Barthes est le mal et le remède. Sa tension interne procède de la prise de conscience, me semble-t-il, de cette dualité. Le Neutre pourrait être une dernière fois paraphrasé comme le désir de suspendre la terrorisante dialectique entre “cacher” et “révéler”, entre “dissimuler” et “dévoiler”, entre “encrypter” et “décrypter”.
Aussi Barthes devient-il le pharmakos de sa propre caricature, qu’il voyait se profiler dès l’écriture de ses grands ouvrages sur l’idéologie. Une remédiation possible par le langage, par l’écriture, par le pouvoir de l’éclat “mat” des miroitements du sens caressés comme des fragments. Barthes est notre maître pour échapper au monstre qu’il a enfanté : la méthode sémiologique.
Abstract
Roland Barthes’s oeuvre is drawn tightly between a desire for recognition and a desire for underestimation. This undoubtedly explains the great internal dissonance with respect to images and their power. Not being fooled by their mythological construction was the watchword of the first part of Barthes’ triumphal semiotic research. Not becoming a myth himself, including as a mythical figure of demystification : such was the other bio-graphical urgency of the second part of his research, on which he embarked towards Neutrality in the direction of the neutralization of his own paradigmatic status.
Far from being united, the desire for knowledge (as a true libido sciendi) follows a series of astonishingly disparate movements between the high point of positivity and the neutrality of suspension. For the important point in understanding Barthes’s oeuvre lies in negativity. Negativity is not a question of negation or contradiction, but rather of the negative, in the almost photographic sense of the term, which in its poignancy would haunt the late stages of Barthes’s oeuvre (Camera Lucida). The opposite of positivity is not the minus sign; it is the neuter. That is the theoretical, existential and above all gnosiological lesson of the intimate research of a person-oeuvre. Indeed it is impossible to deny “Method” by proposing the jouissance of epistemological anarchy. It is only possible to disarm it in favour of “Culture,” meaning the infinite nuance of words and metonyms. One almost hears an echo of the theoretical and literary art of Michel Foucault : “the opposite of truth is not a lie, but death.” Living death : here is the other possible name for the Neuter or for culture, if we restore its full meaning to it.

—————

● **Task statement**
Write a continuation of the passage on Roland Barthes, picking up after its final sentence. The records that come next are from an unrelated source.

—————

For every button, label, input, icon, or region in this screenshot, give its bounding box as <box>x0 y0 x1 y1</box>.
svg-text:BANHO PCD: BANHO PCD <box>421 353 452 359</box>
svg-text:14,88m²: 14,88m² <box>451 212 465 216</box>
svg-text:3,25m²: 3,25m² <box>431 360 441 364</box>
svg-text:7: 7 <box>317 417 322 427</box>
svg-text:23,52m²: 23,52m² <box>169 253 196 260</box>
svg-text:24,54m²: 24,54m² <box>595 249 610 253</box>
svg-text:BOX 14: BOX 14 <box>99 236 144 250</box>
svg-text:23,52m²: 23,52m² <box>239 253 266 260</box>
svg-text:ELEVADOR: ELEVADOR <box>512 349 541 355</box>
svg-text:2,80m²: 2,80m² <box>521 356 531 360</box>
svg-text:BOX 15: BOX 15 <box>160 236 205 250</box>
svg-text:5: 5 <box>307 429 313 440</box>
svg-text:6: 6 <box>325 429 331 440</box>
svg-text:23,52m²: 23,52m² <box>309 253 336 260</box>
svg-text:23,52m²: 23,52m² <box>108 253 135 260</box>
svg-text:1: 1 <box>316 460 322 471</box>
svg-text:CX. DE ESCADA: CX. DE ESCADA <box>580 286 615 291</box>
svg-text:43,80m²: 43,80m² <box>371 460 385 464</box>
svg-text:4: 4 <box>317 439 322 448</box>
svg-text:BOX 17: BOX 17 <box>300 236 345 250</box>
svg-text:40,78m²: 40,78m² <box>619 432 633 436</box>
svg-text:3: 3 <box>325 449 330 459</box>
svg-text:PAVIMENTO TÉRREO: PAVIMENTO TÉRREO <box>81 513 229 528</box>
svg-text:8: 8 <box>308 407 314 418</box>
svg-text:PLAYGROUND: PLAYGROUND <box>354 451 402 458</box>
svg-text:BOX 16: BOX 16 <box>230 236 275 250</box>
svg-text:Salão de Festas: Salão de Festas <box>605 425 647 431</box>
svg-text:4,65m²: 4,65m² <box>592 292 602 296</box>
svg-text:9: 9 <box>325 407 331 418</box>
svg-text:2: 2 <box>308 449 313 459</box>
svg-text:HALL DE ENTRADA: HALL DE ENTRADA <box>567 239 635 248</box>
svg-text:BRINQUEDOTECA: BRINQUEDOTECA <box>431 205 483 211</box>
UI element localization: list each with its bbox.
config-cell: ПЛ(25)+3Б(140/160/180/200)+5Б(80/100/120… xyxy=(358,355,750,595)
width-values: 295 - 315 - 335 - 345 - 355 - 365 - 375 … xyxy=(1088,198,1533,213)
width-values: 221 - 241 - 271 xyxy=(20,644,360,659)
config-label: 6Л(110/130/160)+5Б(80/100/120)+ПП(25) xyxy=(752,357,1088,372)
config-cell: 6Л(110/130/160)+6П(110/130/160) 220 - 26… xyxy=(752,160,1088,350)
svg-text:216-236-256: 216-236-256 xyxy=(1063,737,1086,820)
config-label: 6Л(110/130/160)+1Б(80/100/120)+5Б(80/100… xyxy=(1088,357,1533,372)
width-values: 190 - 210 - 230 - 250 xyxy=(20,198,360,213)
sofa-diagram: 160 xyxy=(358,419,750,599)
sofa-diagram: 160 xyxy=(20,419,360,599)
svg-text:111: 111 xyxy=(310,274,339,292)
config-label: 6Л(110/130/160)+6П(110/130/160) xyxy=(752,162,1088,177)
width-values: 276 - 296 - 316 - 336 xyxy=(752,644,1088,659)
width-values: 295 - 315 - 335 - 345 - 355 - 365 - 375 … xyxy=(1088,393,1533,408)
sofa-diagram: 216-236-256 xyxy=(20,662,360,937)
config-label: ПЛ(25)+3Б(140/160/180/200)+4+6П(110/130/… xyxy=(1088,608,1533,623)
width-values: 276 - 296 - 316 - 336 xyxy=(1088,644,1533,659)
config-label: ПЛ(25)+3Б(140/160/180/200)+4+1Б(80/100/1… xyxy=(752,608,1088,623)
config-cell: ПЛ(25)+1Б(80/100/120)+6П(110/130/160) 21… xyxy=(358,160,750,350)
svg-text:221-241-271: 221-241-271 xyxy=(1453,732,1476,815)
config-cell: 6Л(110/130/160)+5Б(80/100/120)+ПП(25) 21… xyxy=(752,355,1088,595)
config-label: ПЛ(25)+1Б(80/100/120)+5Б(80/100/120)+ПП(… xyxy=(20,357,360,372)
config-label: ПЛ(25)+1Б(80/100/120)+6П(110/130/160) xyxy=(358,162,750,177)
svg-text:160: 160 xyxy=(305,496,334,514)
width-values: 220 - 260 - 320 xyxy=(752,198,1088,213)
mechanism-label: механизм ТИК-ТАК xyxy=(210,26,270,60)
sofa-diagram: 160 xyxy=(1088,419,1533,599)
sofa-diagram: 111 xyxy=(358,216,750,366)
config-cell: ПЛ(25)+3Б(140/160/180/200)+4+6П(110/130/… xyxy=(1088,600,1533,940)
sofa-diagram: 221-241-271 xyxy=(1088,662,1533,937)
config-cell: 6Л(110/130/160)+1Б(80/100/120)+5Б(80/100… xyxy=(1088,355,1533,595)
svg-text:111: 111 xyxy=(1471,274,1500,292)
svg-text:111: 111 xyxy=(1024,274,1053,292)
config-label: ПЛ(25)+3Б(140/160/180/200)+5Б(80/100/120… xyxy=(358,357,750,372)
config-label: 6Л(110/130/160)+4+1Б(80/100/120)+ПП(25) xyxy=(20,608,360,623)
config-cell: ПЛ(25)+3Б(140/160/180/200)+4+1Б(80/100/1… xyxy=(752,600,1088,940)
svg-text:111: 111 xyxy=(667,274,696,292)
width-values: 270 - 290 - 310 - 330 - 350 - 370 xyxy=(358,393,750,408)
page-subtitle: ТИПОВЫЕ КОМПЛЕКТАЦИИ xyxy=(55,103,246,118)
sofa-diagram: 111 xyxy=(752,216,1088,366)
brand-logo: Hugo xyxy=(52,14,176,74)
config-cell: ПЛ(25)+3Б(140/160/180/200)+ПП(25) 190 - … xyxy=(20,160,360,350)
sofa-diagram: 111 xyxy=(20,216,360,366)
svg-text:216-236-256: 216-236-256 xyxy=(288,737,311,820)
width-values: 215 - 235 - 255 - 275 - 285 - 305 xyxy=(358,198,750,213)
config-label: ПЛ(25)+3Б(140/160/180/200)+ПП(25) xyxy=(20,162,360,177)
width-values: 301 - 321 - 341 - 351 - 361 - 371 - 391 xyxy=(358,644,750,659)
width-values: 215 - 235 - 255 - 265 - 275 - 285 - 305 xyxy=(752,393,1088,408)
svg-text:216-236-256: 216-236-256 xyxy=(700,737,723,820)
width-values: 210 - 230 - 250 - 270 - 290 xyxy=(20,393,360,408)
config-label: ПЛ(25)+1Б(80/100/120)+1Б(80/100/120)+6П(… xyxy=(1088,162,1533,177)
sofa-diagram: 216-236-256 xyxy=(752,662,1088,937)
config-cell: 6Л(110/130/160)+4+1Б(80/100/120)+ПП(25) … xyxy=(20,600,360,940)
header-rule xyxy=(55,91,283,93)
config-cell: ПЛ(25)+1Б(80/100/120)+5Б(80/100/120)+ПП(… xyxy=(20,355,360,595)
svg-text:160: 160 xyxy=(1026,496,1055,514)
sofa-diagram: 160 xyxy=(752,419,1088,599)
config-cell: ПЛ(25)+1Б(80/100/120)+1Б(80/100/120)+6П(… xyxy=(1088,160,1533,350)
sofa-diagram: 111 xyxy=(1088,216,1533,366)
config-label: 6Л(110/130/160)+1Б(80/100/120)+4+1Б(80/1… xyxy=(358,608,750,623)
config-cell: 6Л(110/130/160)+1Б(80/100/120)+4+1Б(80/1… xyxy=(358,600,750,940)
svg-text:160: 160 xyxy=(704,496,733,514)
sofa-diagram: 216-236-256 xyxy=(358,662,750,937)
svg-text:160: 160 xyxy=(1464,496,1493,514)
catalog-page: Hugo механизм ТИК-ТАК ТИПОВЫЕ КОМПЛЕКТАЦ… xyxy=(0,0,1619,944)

—————

● **Output below**
This is how Roland Barthes must guide us with his paradoxical “mastery” (in both senses of the term) : he becomes our master of underestimation and of having the courage of open interpretation in the face of the diktats of Truth and its injunctions. In cultural, media and visual analyses of our times, Truth which crushes is called “decoding” or, in a less aggressive version, “unveiling.” An insipid version of demystification, it is nevertheless our sad contemporary avatar.
Barthes is the illness and the cure. His internal tension, it appears to me, derives from his act of becoming conscious of this duality. The Neuter can be paraphrased a final time as a desire to suspend the dialectical terrorism between “conceal” and “reveal,” between “dissimulate” and “unveil,” and between “encode” and “decode.”
Barthes, therefore, becomes the pharmakós of his own caricature, which he saw loom up right from his major works on ideology. A possible remediation through language, through writing, through the “dull” brilliance of the glimmering of meanings caressed like fragments. Barthes is our master for escaping the monster to which he gave birth: the semiotic method.